> WHAT IS REQUIRED
Pull out every line below holding the word "способность".
─── DATA FOR THIS TASK
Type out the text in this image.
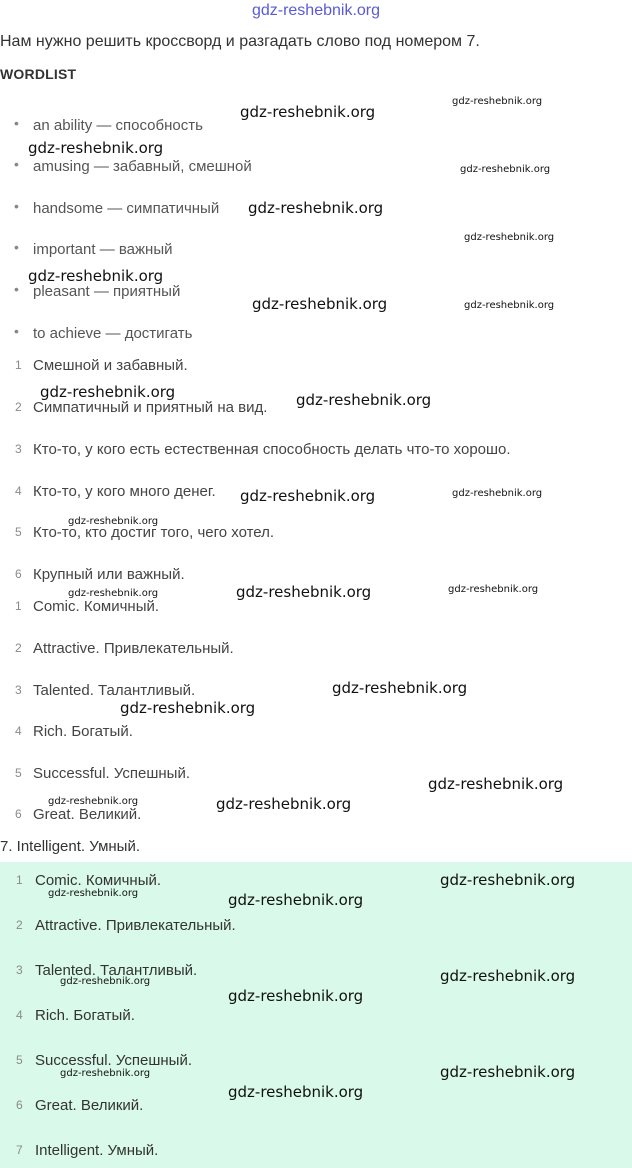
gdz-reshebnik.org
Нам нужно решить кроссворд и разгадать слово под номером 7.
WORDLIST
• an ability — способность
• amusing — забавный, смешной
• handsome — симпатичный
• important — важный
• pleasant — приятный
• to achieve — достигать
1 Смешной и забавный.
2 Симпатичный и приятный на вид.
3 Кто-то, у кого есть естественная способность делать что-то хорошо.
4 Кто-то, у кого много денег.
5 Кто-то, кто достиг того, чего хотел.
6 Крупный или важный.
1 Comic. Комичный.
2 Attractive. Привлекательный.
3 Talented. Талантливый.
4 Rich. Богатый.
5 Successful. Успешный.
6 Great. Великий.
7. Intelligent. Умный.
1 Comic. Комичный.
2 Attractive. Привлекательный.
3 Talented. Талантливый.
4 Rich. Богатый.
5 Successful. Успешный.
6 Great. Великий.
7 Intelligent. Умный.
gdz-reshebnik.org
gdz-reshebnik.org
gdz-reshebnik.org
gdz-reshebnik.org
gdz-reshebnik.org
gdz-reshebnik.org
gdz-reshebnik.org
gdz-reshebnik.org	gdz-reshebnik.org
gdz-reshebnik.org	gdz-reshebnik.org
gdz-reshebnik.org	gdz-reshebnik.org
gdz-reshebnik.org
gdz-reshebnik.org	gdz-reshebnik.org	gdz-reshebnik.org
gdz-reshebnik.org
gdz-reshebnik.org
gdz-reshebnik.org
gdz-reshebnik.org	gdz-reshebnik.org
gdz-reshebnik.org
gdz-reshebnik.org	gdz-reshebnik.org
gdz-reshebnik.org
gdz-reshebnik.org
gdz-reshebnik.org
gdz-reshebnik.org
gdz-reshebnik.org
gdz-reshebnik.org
──────
─── DATA FOR THIS TASK
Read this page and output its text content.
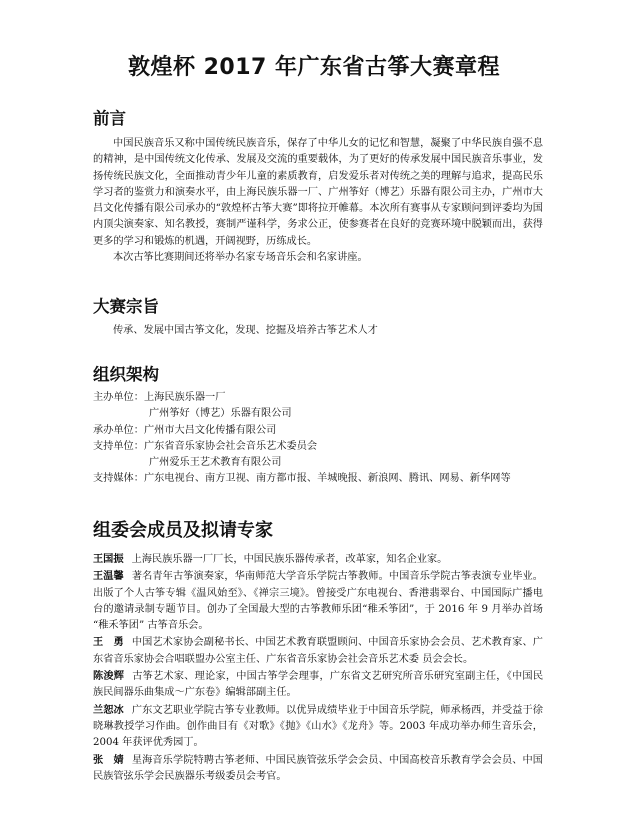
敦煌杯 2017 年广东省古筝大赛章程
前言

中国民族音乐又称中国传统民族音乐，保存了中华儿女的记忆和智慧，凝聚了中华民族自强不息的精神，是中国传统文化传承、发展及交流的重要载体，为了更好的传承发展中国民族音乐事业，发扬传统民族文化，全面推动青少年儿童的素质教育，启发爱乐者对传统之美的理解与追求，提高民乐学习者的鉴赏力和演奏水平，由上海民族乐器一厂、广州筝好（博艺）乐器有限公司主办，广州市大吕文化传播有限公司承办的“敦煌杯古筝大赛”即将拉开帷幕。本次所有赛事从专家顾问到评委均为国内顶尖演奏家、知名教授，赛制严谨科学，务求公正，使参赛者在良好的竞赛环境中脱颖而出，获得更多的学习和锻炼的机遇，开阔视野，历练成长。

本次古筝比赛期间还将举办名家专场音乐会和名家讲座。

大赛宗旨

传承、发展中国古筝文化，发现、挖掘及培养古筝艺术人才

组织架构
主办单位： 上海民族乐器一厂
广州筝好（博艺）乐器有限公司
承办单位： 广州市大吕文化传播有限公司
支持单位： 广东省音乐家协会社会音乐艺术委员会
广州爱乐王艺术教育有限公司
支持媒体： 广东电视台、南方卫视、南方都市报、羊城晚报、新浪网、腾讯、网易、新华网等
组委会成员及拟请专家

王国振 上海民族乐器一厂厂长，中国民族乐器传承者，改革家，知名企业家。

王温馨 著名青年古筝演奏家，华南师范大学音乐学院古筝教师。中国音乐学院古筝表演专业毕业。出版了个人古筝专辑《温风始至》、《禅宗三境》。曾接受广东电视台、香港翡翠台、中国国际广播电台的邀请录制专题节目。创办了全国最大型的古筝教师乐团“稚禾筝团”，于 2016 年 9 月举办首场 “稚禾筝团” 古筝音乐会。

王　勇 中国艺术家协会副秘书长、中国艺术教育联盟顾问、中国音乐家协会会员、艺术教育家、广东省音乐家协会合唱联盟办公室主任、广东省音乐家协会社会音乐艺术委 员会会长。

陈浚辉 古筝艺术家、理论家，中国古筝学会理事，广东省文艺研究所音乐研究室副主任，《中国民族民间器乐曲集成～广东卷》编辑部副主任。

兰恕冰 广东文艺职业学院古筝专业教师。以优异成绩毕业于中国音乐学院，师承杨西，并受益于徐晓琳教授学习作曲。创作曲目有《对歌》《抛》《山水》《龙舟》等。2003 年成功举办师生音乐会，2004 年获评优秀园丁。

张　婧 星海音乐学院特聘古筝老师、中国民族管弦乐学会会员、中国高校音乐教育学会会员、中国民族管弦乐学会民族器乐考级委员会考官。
──────
> ANSWER TO THE PROBLEM
• an ability — способность
3 Кто-то, у кого есть естественная способность делать что-то хорошо.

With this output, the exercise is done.